- **What to produce**
Copy every line that holds "cartoon".

- **Data records**

::::::::

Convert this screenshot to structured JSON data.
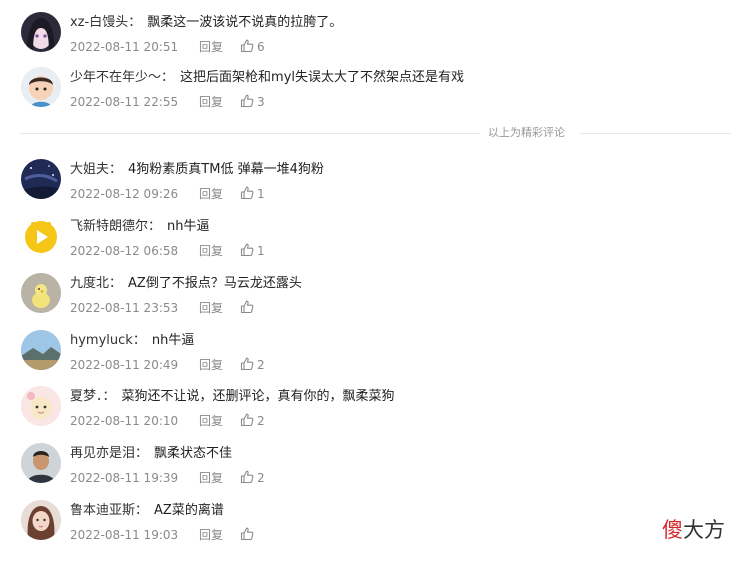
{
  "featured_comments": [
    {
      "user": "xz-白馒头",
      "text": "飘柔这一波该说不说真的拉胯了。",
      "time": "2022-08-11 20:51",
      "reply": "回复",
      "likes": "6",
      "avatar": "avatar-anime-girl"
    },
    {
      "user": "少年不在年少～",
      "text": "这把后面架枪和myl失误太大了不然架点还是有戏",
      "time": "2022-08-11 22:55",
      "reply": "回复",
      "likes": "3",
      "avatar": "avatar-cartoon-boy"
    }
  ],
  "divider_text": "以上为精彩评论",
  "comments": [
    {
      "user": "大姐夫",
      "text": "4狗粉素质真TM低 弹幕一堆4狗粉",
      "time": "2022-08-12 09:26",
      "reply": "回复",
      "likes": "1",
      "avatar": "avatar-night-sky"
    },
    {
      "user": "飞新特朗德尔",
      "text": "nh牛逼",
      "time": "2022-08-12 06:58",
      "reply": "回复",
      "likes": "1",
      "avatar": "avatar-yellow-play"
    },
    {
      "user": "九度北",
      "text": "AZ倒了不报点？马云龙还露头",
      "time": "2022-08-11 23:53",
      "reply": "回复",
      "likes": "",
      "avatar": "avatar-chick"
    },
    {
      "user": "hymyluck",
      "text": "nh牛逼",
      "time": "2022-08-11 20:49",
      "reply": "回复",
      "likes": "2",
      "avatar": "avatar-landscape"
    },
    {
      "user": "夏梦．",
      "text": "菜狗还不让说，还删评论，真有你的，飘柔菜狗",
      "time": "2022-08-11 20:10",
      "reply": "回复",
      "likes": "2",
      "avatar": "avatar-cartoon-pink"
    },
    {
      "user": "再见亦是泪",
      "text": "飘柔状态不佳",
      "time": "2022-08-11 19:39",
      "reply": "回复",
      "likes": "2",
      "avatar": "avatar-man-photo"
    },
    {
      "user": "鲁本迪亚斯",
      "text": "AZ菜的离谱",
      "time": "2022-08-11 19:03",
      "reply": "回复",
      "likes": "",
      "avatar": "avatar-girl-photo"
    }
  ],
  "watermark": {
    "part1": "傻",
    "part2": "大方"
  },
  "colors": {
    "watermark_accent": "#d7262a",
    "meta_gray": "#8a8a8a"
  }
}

::::::::

- **Solution to this problem**
      "avatar": "avatar-cartoon-boy"
      "avatar": "avatar-cartoon-pink"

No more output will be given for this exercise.